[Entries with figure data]
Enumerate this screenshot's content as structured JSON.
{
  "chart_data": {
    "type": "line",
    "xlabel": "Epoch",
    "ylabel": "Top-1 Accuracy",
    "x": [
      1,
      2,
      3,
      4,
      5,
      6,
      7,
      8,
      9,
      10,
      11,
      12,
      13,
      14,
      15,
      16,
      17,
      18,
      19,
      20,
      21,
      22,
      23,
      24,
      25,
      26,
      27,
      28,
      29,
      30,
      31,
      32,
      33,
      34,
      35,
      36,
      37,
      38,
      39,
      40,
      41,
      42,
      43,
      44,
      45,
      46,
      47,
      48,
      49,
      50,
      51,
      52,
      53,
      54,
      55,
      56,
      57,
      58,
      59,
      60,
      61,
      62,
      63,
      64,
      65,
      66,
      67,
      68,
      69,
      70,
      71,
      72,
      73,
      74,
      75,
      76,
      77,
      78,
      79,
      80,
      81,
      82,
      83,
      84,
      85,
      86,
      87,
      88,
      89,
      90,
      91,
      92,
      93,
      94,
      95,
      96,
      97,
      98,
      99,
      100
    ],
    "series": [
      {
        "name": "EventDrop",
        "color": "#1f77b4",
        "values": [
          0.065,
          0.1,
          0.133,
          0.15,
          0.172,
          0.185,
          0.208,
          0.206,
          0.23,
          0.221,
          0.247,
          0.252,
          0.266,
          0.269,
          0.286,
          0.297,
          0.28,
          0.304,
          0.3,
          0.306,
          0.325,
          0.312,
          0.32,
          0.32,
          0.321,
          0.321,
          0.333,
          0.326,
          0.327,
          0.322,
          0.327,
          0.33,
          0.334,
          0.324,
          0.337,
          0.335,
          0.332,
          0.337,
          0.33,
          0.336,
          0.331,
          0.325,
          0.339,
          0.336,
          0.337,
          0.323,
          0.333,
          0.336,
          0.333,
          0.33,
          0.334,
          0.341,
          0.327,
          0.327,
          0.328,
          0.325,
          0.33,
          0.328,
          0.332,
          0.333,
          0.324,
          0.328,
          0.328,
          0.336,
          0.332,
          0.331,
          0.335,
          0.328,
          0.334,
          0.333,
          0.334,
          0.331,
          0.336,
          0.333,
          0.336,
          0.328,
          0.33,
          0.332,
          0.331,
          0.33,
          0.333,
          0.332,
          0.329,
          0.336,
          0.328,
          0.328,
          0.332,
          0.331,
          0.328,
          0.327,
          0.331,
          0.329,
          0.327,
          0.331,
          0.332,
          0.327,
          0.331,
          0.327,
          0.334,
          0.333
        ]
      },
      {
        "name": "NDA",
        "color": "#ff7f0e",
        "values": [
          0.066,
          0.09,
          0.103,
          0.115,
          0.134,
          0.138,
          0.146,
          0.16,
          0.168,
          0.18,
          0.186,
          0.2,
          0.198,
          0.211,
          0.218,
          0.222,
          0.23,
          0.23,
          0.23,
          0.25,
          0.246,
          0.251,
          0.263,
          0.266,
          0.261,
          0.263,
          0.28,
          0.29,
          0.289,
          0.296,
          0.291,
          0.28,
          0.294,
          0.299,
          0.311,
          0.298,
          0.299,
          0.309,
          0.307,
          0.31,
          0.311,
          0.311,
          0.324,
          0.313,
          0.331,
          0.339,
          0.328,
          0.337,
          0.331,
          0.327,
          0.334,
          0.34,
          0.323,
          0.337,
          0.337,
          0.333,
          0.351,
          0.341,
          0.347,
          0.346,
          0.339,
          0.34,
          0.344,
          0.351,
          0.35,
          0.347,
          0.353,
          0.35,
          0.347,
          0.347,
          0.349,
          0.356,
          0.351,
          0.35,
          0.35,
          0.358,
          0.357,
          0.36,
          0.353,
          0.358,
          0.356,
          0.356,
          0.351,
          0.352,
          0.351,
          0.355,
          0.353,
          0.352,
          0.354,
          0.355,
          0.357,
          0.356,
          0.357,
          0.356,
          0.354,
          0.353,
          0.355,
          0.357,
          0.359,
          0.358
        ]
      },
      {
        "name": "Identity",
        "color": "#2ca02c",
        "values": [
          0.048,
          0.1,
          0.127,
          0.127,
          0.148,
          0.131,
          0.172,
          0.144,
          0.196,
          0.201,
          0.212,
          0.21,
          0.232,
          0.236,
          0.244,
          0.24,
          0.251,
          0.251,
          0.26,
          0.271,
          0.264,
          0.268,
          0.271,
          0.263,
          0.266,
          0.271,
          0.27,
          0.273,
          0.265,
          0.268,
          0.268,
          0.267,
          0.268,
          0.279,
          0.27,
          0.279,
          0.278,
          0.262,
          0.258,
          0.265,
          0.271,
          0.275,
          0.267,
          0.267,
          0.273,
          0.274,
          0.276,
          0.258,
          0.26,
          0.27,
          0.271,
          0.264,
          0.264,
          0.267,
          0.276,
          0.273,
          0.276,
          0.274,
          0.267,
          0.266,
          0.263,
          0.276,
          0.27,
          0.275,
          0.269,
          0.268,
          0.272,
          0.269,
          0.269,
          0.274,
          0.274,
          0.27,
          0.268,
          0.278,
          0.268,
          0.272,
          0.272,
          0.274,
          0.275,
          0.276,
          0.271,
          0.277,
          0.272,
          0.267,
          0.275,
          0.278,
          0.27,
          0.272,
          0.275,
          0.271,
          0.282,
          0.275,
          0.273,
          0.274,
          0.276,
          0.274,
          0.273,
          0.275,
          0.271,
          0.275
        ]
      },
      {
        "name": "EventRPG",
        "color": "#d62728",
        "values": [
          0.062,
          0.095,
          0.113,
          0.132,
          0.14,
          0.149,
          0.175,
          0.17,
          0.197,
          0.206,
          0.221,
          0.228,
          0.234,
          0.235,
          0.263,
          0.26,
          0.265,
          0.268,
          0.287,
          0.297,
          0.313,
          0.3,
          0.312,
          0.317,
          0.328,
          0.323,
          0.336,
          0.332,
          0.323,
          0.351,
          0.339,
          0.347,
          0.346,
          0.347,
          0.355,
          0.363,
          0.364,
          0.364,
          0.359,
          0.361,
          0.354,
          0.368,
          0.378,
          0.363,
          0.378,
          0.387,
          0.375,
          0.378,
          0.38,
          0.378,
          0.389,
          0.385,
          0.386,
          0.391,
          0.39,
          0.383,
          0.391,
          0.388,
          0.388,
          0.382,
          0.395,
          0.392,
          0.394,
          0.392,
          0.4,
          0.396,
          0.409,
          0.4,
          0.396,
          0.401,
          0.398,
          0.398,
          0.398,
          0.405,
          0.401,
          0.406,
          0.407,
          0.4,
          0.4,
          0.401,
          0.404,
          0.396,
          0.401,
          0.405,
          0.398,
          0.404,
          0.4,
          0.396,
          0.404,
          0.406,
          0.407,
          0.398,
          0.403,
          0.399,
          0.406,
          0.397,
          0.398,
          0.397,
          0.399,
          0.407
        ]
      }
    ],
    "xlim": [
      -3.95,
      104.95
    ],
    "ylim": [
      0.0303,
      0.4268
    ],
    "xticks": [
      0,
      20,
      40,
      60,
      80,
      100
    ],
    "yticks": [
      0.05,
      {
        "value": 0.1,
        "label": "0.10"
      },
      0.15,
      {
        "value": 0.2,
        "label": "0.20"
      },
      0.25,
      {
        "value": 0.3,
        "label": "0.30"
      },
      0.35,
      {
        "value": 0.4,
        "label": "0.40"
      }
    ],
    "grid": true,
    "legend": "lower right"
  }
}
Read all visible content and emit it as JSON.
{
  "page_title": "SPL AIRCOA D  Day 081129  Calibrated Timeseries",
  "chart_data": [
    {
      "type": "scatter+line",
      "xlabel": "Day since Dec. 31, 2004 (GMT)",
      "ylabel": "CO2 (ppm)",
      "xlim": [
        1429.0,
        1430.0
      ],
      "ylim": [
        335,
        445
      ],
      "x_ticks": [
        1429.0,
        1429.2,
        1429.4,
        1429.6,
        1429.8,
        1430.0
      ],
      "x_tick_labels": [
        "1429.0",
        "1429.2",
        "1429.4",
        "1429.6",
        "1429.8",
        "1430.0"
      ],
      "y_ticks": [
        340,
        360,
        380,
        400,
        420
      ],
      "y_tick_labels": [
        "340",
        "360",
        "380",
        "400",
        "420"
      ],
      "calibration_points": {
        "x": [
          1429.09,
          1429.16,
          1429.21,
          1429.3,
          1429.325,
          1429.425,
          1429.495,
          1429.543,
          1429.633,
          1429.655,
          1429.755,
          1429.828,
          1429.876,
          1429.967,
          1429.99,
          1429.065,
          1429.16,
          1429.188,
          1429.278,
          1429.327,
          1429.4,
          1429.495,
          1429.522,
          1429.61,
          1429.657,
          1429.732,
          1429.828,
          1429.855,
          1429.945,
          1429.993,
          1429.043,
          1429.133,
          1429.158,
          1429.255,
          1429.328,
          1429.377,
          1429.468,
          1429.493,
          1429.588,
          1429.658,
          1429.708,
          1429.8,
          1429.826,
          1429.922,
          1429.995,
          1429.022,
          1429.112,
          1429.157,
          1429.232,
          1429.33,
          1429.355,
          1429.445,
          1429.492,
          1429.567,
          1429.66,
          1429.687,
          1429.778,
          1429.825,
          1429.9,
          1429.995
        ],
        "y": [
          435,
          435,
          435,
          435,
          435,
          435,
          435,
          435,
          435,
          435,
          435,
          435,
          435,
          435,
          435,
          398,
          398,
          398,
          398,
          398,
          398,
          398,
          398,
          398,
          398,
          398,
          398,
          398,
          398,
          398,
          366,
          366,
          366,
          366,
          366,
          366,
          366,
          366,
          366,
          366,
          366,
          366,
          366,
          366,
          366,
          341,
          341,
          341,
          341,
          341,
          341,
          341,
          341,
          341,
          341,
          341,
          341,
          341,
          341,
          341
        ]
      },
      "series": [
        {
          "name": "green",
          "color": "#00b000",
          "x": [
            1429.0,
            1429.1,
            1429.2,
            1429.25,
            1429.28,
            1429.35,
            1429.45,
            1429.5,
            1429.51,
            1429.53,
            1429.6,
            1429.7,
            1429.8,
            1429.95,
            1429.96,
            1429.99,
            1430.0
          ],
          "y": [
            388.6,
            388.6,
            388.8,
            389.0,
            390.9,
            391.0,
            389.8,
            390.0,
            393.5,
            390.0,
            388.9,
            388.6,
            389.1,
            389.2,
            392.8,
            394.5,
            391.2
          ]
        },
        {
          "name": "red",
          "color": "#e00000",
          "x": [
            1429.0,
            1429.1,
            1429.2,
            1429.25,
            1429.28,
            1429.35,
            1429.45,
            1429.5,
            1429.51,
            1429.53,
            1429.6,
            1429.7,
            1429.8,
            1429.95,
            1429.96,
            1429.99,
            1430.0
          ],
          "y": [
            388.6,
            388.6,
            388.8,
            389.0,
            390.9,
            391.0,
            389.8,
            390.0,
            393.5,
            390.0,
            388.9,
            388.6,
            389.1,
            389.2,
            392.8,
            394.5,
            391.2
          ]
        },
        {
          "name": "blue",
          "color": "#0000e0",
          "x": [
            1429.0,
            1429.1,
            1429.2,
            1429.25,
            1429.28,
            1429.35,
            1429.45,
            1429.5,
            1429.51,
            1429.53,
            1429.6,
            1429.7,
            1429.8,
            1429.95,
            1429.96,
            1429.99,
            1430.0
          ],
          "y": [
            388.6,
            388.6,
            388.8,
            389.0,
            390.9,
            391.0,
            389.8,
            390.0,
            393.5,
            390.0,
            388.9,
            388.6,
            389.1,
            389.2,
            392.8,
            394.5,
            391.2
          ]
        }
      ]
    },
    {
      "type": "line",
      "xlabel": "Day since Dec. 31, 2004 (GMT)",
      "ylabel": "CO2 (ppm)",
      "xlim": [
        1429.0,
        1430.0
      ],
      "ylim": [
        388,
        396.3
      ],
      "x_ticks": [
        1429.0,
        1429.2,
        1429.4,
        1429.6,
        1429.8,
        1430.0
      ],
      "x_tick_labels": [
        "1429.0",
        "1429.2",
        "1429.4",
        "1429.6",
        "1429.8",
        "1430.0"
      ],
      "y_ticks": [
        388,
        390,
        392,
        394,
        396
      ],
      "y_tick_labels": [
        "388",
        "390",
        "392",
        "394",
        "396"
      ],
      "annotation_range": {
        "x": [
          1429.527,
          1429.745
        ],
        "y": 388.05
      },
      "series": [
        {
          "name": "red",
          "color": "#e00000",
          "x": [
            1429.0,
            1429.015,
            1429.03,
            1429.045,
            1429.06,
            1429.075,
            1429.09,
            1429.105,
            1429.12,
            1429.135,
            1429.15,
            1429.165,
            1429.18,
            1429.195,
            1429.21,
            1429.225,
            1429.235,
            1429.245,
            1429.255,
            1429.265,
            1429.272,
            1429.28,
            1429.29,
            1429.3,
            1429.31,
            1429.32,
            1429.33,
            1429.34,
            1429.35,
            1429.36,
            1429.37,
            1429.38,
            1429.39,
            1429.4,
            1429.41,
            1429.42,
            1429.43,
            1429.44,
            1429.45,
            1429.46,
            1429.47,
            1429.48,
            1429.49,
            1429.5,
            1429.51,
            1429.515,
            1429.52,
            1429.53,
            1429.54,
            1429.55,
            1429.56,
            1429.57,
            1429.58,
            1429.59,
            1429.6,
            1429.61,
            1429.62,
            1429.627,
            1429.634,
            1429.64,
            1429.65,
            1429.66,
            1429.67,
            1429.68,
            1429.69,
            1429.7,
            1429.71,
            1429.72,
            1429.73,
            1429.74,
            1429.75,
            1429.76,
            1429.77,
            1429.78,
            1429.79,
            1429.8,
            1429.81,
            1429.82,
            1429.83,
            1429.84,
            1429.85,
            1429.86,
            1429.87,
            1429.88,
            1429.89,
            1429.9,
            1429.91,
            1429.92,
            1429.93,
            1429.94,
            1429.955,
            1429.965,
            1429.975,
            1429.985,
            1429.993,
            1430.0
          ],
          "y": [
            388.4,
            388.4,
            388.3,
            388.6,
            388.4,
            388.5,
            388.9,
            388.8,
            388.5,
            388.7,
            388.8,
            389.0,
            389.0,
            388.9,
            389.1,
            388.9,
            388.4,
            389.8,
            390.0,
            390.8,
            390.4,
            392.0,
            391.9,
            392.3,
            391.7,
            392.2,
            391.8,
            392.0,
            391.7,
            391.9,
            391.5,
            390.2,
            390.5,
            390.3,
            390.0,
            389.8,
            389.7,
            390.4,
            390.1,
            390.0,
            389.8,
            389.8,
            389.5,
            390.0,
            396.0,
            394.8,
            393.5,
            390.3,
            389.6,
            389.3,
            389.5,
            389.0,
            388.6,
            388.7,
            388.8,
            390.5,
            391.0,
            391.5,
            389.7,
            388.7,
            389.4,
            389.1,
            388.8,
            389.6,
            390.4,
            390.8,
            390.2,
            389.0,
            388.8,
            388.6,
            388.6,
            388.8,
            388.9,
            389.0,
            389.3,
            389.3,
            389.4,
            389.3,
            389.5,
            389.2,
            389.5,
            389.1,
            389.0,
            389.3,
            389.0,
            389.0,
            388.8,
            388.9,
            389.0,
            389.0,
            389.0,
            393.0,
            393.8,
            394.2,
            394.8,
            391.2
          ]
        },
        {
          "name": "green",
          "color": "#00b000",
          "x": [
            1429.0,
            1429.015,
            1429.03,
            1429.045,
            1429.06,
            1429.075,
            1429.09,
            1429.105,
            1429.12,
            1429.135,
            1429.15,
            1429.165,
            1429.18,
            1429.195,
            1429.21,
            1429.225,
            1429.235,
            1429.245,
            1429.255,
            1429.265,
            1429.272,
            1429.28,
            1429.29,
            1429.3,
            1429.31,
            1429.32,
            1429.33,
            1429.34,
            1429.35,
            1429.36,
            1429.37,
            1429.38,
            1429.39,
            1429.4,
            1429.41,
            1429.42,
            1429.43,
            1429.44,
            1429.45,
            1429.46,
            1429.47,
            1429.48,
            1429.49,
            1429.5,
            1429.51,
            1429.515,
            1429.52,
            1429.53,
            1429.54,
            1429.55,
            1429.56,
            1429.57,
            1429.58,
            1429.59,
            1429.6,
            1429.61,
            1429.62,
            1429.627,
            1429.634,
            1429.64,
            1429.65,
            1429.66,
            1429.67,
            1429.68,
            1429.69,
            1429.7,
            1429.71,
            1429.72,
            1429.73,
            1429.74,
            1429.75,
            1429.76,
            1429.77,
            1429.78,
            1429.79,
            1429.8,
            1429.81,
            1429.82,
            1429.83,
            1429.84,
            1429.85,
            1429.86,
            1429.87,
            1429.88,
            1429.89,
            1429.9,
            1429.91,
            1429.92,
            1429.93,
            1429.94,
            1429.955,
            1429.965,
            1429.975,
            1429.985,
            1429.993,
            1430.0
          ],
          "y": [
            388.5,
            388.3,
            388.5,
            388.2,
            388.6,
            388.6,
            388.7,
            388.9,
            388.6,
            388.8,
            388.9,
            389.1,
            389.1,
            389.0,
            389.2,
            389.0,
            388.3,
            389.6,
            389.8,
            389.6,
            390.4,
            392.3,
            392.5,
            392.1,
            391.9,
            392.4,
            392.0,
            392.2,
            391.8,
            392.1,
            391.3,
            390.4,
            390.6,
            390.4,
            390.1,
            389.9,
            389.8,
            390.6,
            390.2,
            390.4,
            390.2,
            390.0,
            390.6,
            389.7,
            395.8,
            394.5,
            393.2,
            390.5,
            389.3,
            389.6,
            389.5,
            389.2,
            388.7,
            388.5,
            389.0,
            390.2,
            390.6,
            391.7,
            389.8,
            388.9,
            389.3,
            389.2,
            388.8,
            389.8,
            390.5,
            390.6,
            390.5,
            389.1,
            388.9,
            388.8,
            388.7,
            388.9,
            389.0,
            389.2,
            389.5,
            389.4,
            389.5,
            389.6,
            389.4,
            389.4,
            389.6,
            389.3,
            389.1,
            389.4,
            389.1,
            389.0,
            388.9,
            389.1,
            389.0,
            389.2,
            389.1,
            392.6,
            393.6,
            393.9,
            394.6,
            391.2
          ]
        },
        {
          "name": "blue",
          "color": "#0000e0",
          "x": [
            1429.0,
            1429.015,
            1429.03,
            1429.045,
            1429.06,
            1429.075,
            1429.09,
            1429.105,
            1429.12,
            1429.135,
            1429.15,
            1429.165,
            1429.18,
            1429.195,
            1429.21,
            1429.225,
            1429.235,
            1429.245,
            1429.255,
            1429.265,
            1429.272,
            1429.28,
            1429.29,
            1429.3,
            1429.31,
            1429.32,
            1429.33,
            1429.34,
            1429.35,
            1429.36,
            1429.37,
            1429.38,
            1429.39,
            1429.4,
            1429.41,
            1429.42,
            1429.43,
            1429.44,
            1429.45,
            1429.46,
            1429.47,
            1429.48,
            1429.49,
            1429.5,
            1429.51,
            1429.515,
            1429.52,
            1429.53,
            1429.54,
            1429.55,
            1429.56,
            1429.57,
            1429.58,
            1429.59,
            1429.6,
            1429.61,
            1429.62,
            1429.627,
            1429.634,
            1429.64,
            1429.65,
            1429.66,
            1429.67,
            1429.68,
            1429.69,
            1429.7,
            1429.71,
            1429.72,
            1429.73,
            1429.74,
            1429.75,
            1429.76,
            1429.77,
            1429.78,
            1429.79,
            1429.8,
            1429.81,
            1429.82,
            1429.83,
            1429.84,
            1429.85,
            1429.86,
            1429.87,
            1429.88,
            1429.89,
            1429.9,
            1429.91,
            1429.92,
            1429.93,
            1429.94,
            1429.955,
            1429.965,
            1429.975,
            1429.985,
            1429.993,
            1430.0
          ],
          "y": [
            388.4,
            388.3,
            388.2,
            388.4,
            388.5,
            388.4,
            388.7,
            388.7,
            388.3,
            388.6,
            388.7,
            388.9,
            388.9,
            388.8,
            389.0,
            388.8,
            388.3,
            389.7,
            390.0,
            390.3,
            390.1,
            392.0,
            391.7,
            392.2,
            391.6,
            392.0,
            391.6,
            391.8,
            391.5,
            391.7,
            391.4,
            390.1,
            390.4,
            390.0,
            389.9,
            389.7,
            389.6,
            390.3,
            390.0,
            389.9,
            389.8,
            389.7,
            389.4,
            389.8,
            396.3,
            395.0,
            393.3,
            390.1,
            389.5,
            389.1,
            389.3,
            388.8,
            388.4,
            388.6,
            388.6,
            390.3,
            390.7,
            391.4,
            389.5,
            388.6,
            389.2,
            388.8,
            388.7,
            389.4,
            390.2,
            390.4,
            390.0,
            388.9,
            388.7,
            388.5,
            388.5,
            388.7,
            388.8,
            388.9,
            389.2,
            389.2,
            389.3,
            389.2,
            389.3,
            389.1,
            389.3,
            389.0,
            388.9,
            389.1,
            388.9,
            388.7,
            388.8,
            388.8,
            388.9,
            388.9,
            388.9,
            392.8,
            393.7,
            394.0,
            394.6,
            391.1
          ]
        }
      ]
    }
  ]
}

__Aim__: Scan the material above for the string "name" and return the lines that hold it.

__Completed task__:
        "name": "EventDrop",
        "name": "NDA",
        "name": "Identity",
        "name": "EventRPG",
          "name": "green",
          "name": "red",
          "name": "blue",
          "name": "red",
          "name": "green",
          "name": "blue",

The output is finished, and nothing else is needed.